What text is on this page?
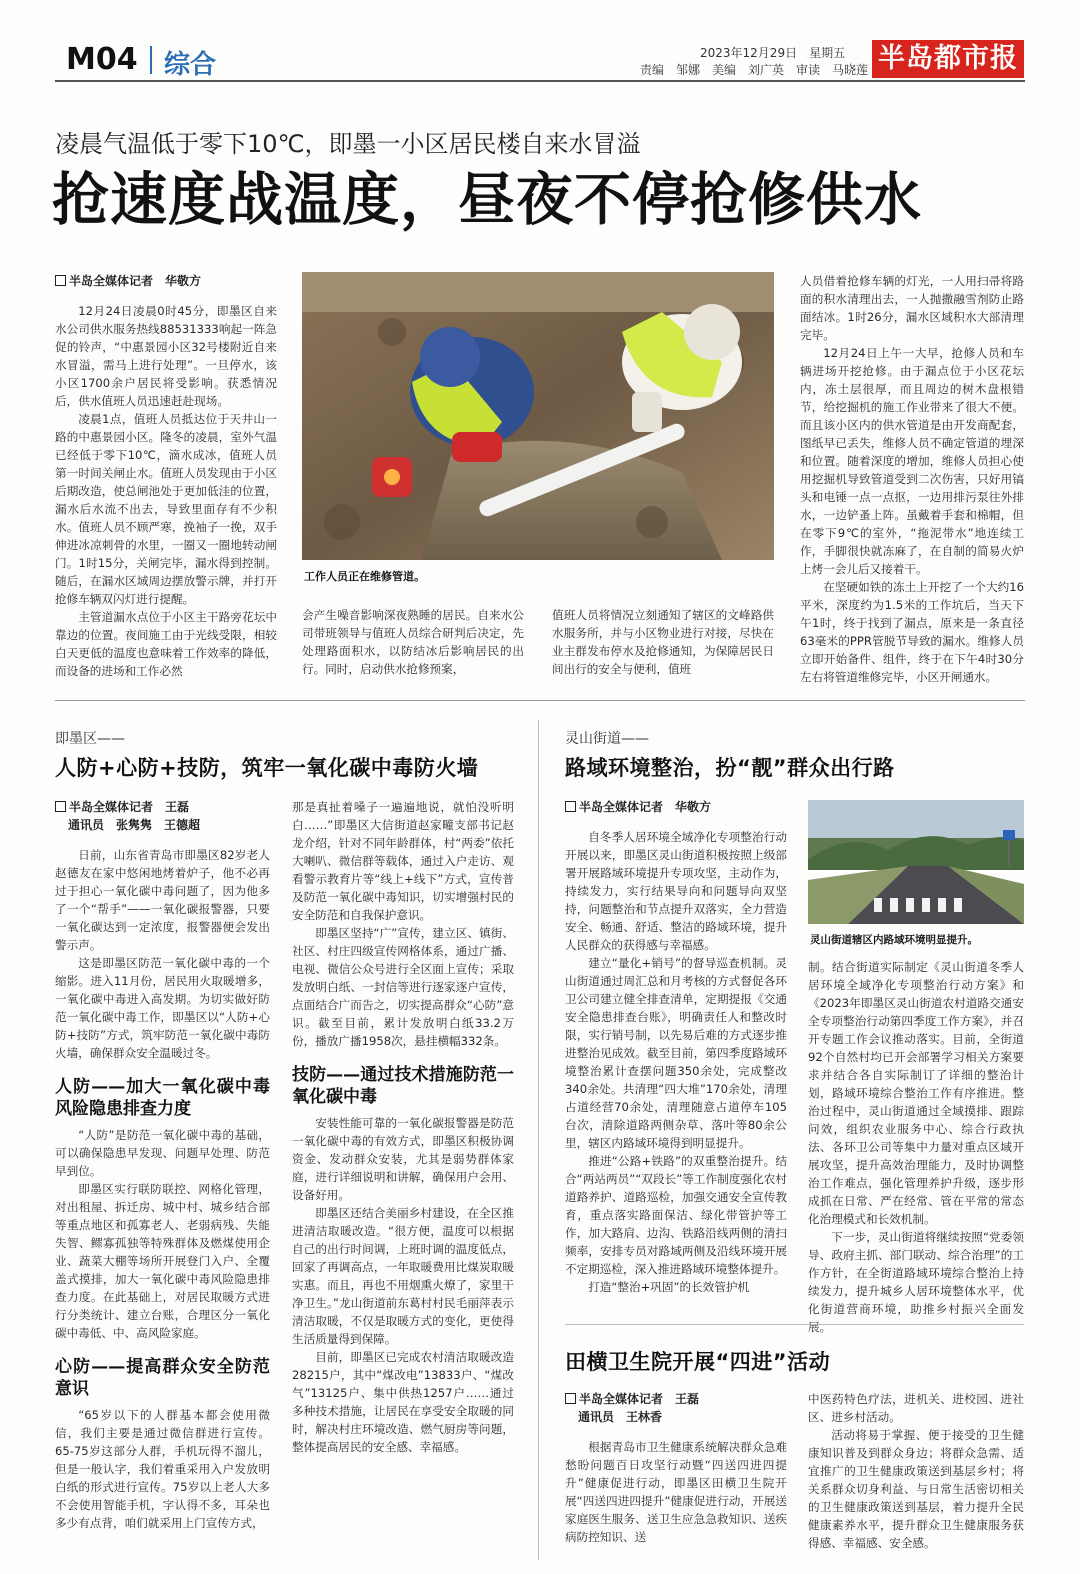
M04 综合	2023年12月29日　星期五
责编　邹娜　美编　刘广英　审读　马晓莲 半岛都市报
凌晨气温低于零下10℃，即墨一小区居民楼自来水冒溢
抢速度战温度，昼夜不停抢修供水
半岛全媒体记者　华敬方

12月24日凌晨0时45分，即墨区自来水公司供水服务热线88531333响起一阵急促的铃声，“中惠景园小区32号楼附近自来水冒溢，需马上进行处理”。一旦停水，该小区1700余户居民将受影响。获悉情况后，供水值班人员迅速赶赴现场。

凌晨1点，值班人员抵达位于天井山一路的中惠景园小区。隆冬的凌晨，室外气温已经低于零下10℃，滴水成冰，值班人员第一时间关闸止水。值班人员发现由于小区后期改造，使总闸池处于更加低洼的位置，漏水后水流不出去，导致里面存有不少积水。值班人员不顾严寒，挽袖子一挽，双手伸进冰凉刺骨的水里，一圈又一圈地转动闸门。1时15分，关闸完毕，漏水得到控制。随后，在漏水区域周边摆放警示牌，并打开抢修车辆双闪灯进行提醒。

主管道漏水点位于小区主干路旁花坛中靠边的位置。夜间施工由于光线受限，相较白天更低的温度也意味着工作效率的降低，而设备的进场和工作必然

工作人员正在维修管道。

会产生噪音影响深夜熟睡的居民。自来水公司带班领导与值班人员综合研判后决定，先处理路面积水，以防结冰后影响居民的出行。同时，启动供水抢修预案，

值班人员将情况立刻通知了辖区的文峰路供水服务所，并与小区物业进行对接，尽快在业主群发布停水及抢修通知，为保障居民日间出行的安全与便利，值班

人员借着抢修车辆的灯光，一人用扫帚将路面的积水清理出去，一人抛撒融雪剂防止路面结冰。1时26分，漏水区域积水大部清理完毕。

12月24日上午一大早，抢修人员和车辆进场开挖抢修。由于漏点位于小区花坛内，冻土层很厚，而且周边的树木盘根错节，给挖掘机的施工作业带来了很大不便。而且该小区内的供水管道是由开发商配套，图纸早已丢失，维修人员不确定管道的埋深和位置。随着深度的增加，维修人员担心使用挖掘机导致管道受到二次伤害，只好用镐头和电锤一点一点抠，一边用排污泵往外排水，一边铲蚤上阵。虽戴着手套和棉帽，但在零下9℃的室外，“拖泥带水”地连续工作，手脚很快就冻麻了，在自制的简易火炉上烤一会儿后又接着干。

在坚硬如铁的冻土上开挖了一个大约16平米，深度约为1.5米的工作坑后，当天下午1时，终于找到了漏点，原来是一条直径63毫米的PPR管脱节导致的漏水。维修人员立即开始备件、组件，终于在下午4时30分左右将管道维修完毕，小区开闸通水。

即墨区——
人防+心防+技防，筑牢一氧化碳中毒防火墙
半岛全媒体记者　王磊
通讯员　张隽隽　王德超

日前，山东省青岛市即墨区82岁老人赵德友在家中悠闲地烤着炉子，他不必再过于担心一氧化碳中毒问题了，因为他多了一个“帮手”——一氧化碳报警器，只要一氧化碳达到一定浓度，报警器便会发出警示声。

这是即墨区防范一氧化碳中毒的一个缩影。进入11月份，居民用火取暖增多，一氧化碳中毒进入高发期。为切实做好防范一氧化碳中毒工作，即墨区以“人防+心防+技防”方式，筑牢防范一氧化碳中毒防火墙，确保群众安全温暖过冬。

人防——加大一氧化碳中毒风险隐患排查力度

“人防”是防范一氧化碳中毒的基础，可以确保隐患早发现、问题早处理、防范早到位。

即墨区实行联防联控、网格化管理，对出租屋、拆迁房、城中村、城乡结合部等重点地区和孤寡老人、老弱病残、失能失智、鳏寡孤独等特殊群体及燃煤使用企业、蔬菜大棚等场所开展登门入户、全覆盖式摸排，加大一氧化碳中毒风险隐患排查力度。在此基础上，对居民取暖方式进行分类统计、建立台账，合理区分一氧化碳中毒低、中、高风险家庭。

心防——提高群众安全防范意识

“65岁以下的人群基本都会使用微信，我们主要是通过微信群进行宣传。65-75岁这部分人群，手机玩得不溜儿，但是一般认字，我们着重采用入户发放明白纸的形式进行宣传。75岁以上老人大多不会使用智能手机，字认得不多，耳朵也多少有点背，咱们就采用上门宣传方式，

那是真扯着嗓子一遍遍地说，就怕没听明白……”即墨区大信街道赵家疃支部书记赵龙介绍，针对不同年龄群体，村“两委”依托大喇叭、微信群等载体，通过入户走访、观看警示教育片等“线上+线下”方式，宣传普及防范一氧化碳中毒知识，切实增强村民的安全防范和自我保护意识。

即墨区坚持“广”宣传，建立区、镇街、社区、村庄四级宣传网格体系，通过广播、电视、微信公众号进行全区面上宣传；采取发放明白纸、一封信等进行逐家逐户宣传，点面结合广而告之，切实提高群众“心防”意识。截至目前，累计发放明白纸33.2万份，播放广播1958次，悬挂横幅332条。

技防——通过技术措施防范一氧化碳中毒

安装性能可靠的一氧化碳报警器是防范一氧化碳中毒的有效方式，即墨区积极协调资金、发动群众安装，尤其是弱势群体家庭，进行详细说明和讲解，确保用户会用、设备好用。

即墨区还结合美丽乡村建设，在全区推进清洁取暖改造。“很方便，温度可以根据自己的出行时间调，上班时调的温度低点，回家了再调高点，一年取暖费用比煤炭取暖实惠。而且，再也不用烟熏火燎了，家里干净卫生。”龙山街道前东葛村村民毛丽萍表示清洁取暖，不仅是取暖方式的变化，更使得生活质量得到保障。

目前，即墨区已完成农村清洁取暖改造28215户，其中“煤改电”13833户、“煤改气”13125户、集中供热1257户……通过多种技术措施，让居民在享受安全取暖的同时，解决村庄环境改造、燃气厨房等问题，整体提高居民的安全感、幸福感。

灵山街道——
路域环境整治，扮“靓”群众出行路
半岛全媒体记者　华敬方

自冬季人居环境全域净化专项整治行动开展以来，即墨区灵山街道积极按照上级部署开展路域环境提升专项攻坚，主动作为，持续发力，实行结果导向和问题导向双坚持，问题整治和节点提升双落实，全力营造安全、畅通、舒适、整洁的路域环境，提升人民群众的获得感与幸福感。

建立“量化+销号”的督导巡查机制。灵山街道通过周汇总和月考核的方式督促各环卫公司建立健全排查清单，定期提报《交通安全隐患排查台账》，明确责任人和整改时限，实行销号制，以先易后难的方式逐步推进整治见成效。截至目前，第四季度路域环境整治累计查摆问题350余处，完成整改340余处。共清理“四大堆”170余处，清理占道经营70余处，清理随意占道停车105台次，清除道路两侧杂草、落叶等80余公里，辖区内路域环境得到明显提升。

推进“公路+铁路”的双重整治提升。结合“两站两员”“双段长”等工作制度强化农村道路养护、道路巡检，加强交通安全宣传教育，重点落实路面保洁、绿化带管护等工作，加大路肩、边沟、铁路沿线两侧的清扫频率，安排专员对路域两侧及沿线环境开展不定期巡检，深入推进路域环境整体提升。

打造“整治+巩固”的长效管护机

灵山街道辖区内路域环境明显提升。

制。结合街道实际制定《灵山街道冬季人居环境全域净化专项整治行动方案》和《2023年即墨区灵山街道农村道路交通安全专项整治行动第四季度工作方案》，并召开专题工作会议推动落实。目前，全街道92个自然村均已开会部署学习相关方案要求并结合各自实际制订了详细的整治计划，路域环境综合整治工作有序推进。整治过程中，灵山街道通过全域摸排、跟踪问效，组织农业服务中心、综合行政执法、各环卫公司等集中力量对重点区域开展攻坚，提升高效治理能力，及时协调整治工作难点，强化管理养护升级，逐步形成抓在日常、严在经常、管在平常的常态化治理模式和长效机制。

下一步，灵山街道将继续按照“党委领导、政府主抓、部门联动、综合治理”的工作方针，在全街道路域环境综合整治上持续发力，提升城乡人居环境整体水平，优化街道营商环境，助推乡村振兴全面发展。

田横卫生院开展“四进”活动
半岛全媒体记者　王磊
通讯员　王林香

根据青岛市卫生健康系统解决群众急难愁盼问题百日攻坚行动暨“四送四进四提升”健康促进行动，即墨区田横卫生院开展“四送四进四提升”健康促进行动，开展送家庭医生服务、送卫生应急急救知识、送疾病防控知识、送

中医药特色疗法，进机关、进校园、进社区、进乡村活动。

活动将易于掌握、便于接受的卫生健康知识普及到群众身边；将群众急需、适宜推广的卫生健康政策送到基层乡村；将关系群众切身利益、与日常生活密切相关的卫生健康政策送到基层，着力提升全民健康素养水平，提升群众卫生健康服务获得感、幸福感、安全感。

▶ **TASK DESCRIPTION**:
Filter out every line that lacks the word "截至目前", and copy the rest.

▶ **FINISHED EXERCISE**:
即墨区坚持“广”宣传，建立区、镇街、社区、村庄四级宣传网格体系，通过广播、电视、微信公众号进行全区面上宣传；采取发放明白纸、一封信等进行逐家逐户宣传，点面结合广而告之，切实提高群众“心防”意识。截至目前，累计发放明白纸33.2万份，播放广播1958次，悬挂横幅332条。
建立“量化+销号”的督导巡查机制。灵山街道通过周汇总和月考核的方式督促各环卫公司建立健全排查清单，定期提报《交通安全隐患排查台账》，明确责任人和整改时限，实行销号制，以先易后难的方式逐步推进整治见成效。截至目前，第四季度路域环境整治累计查摆问题350余处，完成整改340余处。共清理“四大堆”170余处，清理占道经营70余处，清理随意占道停车105台次，清除道路两侧杂草、落叶等80余公里，辖区内路域环境得到明显提升。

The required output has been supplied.